-- BEGIN Listing --
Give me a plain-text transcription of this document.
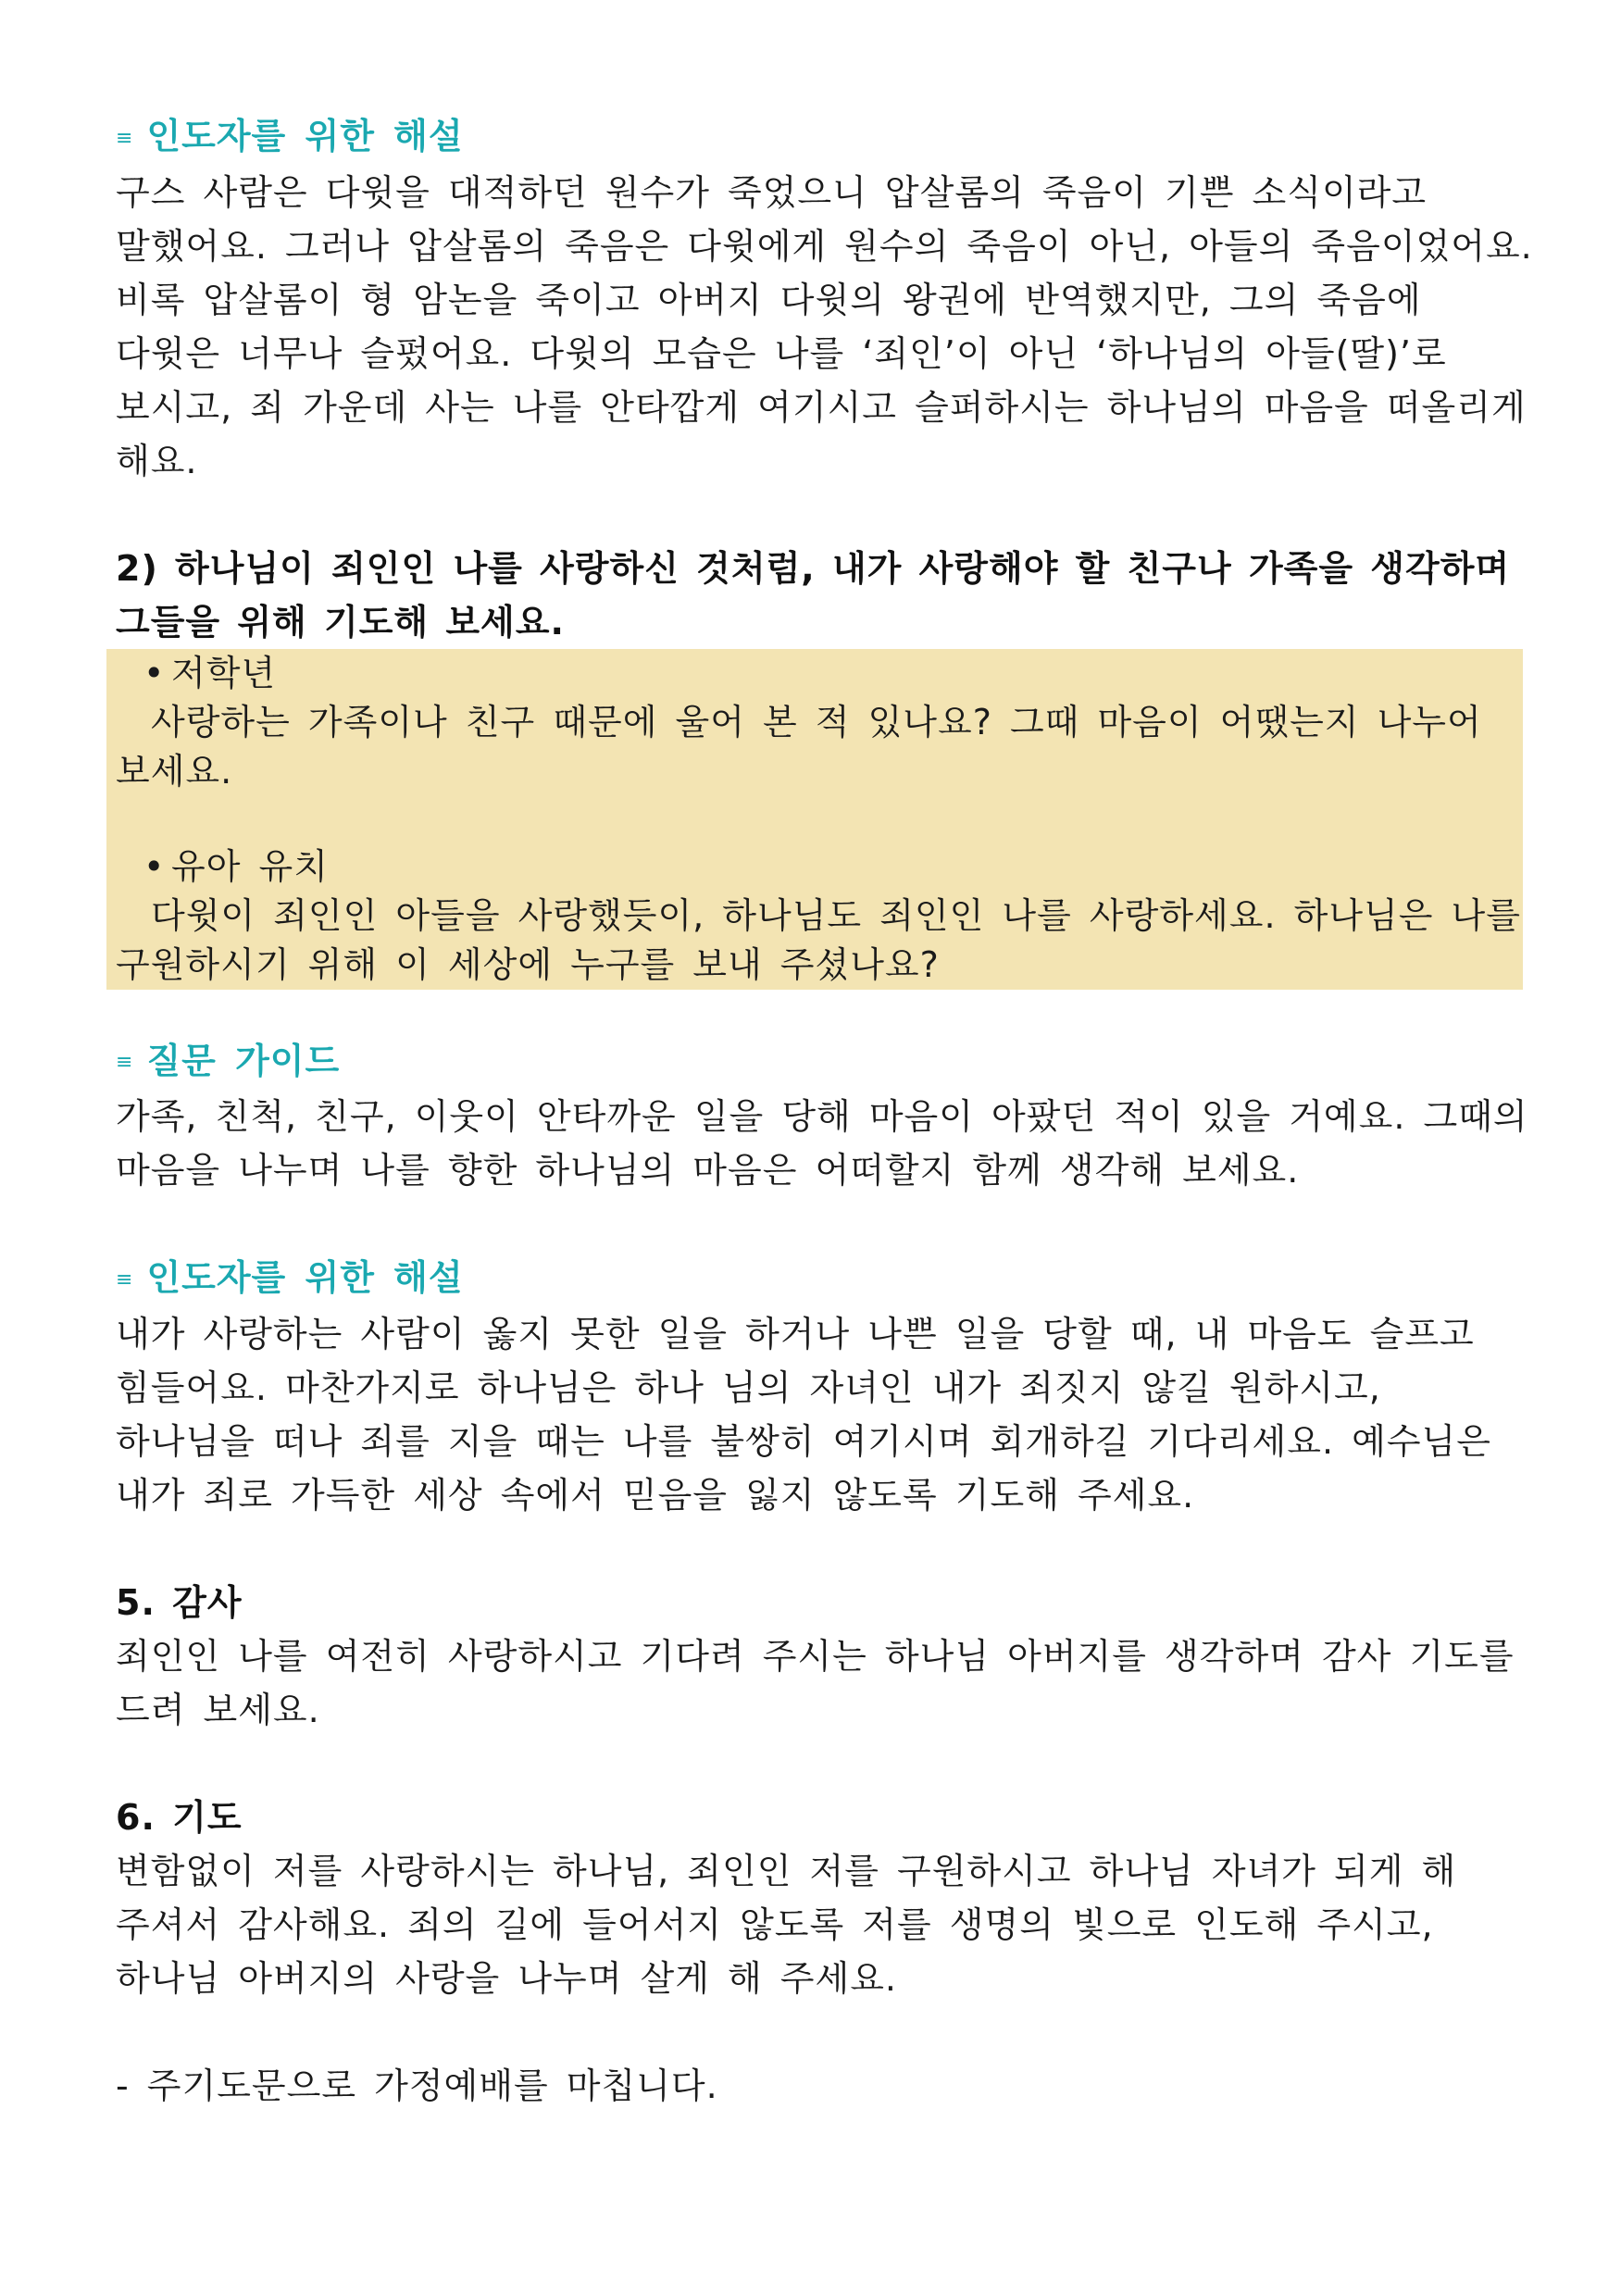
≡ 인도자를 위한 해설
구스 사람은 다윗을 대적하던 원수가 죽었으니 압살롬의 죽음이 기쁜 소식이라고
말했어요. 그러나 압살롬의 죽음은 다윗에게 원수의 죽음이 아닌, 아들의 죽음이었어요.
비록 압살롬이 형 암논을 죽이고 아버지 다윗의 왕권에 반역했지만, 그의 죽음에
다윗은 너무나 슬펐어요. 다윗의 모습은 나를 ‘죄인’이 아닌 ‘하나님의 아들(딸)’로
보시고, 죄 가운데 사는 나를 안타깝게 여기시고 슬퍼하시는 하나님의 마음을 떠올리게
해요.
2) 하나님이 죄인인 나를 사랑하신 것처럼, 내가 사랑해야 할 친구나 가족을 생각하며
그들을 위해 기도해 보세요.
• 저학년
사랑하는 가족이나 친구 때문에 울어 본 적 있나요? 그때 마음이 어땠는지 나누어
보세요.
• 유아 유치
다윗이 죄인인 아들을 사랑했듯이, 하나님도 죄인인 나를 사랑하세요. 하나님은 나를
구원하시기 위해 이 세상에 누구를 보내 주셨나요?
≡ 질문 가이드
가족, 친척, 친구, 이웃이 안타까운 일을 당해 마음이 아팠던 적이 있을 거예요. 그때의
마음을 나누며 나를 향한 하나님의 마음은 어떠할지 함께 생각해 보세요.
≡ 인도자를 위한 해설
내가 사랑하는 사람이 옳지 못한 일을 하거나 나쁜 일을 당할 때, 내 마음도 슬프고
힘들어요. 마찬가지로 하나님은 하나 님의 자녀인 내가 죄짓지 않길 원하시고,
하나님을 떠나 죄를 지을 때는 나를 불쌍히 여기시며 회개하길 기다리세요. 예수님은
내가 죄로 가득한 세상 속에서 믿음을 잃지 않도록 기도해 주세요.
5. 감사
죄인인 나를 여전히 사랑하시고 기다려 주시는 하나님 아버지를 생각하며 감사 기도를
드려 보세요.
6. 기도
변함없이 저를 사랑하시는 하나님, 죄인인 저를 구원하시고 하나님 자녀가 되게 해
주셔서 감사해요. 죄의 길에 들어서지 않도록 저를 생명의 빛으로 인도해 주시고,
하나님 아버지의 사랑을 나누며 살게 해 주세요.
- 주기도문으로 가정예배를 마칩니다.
-- END Listing --
What to work on >> Give back each entry exactly as it appears, with no pictures.

Answer to the task >>
Give me a plain-text transcription of this document.
≡ 인도자를 위한 해설
구스 사람은 다윗을 대적하던 원수가 죽었으니 압살롬의 죽음이 기쁜 소식이라고
말했어요. 그러나 압살롬의 죽음은 다윗에게 원수의 죽음이 아닌, 아들의 죽음이었어요.
비록 압살롬이 형 암논을 죽이고 아버지 다윗의 왕권에 반역했지만, 그의 죽음에
다윗은 너무나 슬펐어요. 다윗의 모습은 나를 ‘죄인’이 아닌 ‘하나님의 아들(딸)’로
보시고, 죄 가운데 사는 나를 안타깝게 여기시고 슬퍼하시는 하나님의 마음을 떠올리게
해요.
2) 하나님이 죄인인 나를 사랑하신 것처럼, 내가 사랑해야 할 친구나 가족을 생각하며
그들을 위해 기도해 보세요.
• 저학년
사랑하는 가족이나 친구 때문에 울어 본 적 있나요? 그때 마음이 어땠는지 나누어
보세요.
• 유아 유치
다윗이 죄인인 아들을 사랑했듯이, 하나님도 죄인인 나를 사랑하세요. 하나님은 나를
구원하시기 위해 이 세상에 누구를 보내 주셨나요?
≡ 질문 가이드
가족, 친척, 친구, 이웃이 안타까운 일을 당해 마음이 아팠던 적이 있을 거예요. 그때의
마음을 나누며 나를 향한 하나님의 마음은 어떠할지 함께 생각해 보세요.
≡ 인도자를 위한 해설
내가 사랑하는 사람이 옳지 못한 일을 하거나 나쁜 일을 당할 때, 내 마음도 슬프고
힘들어요. 마찬가지로 하나님은 하나 님의 자녀인 내가 죄짓지 않길 원하시고,
하나님을 떠나 죄를 지을 때는 나를 불쌍히 여기시며 회개하길 기다리세요. 예수님은
내가 죄로 가득한 세상 속에서 믿음을 잃지 않도록 기도해 주세요.
5. 감사
죄인인 나를 여전히 사랑하시고 기다려 주시는 하나님 아버지를 생각하며 감사 기도를
드려 보세요.
6. 기도
변함없이 저를 사랑하시는 하나님, 죄인인 저를 구원하시고 하나님 자녀가 되게 해
주셔서 감사해요. 죄의 길에 들어서지 않도록 저를 생명의 빛으로 인도해 주시고,
하나님 아버지의 사랑을 나누며 살게 해 주세요.
- 주기도문으로 가정예배를 마칩니다.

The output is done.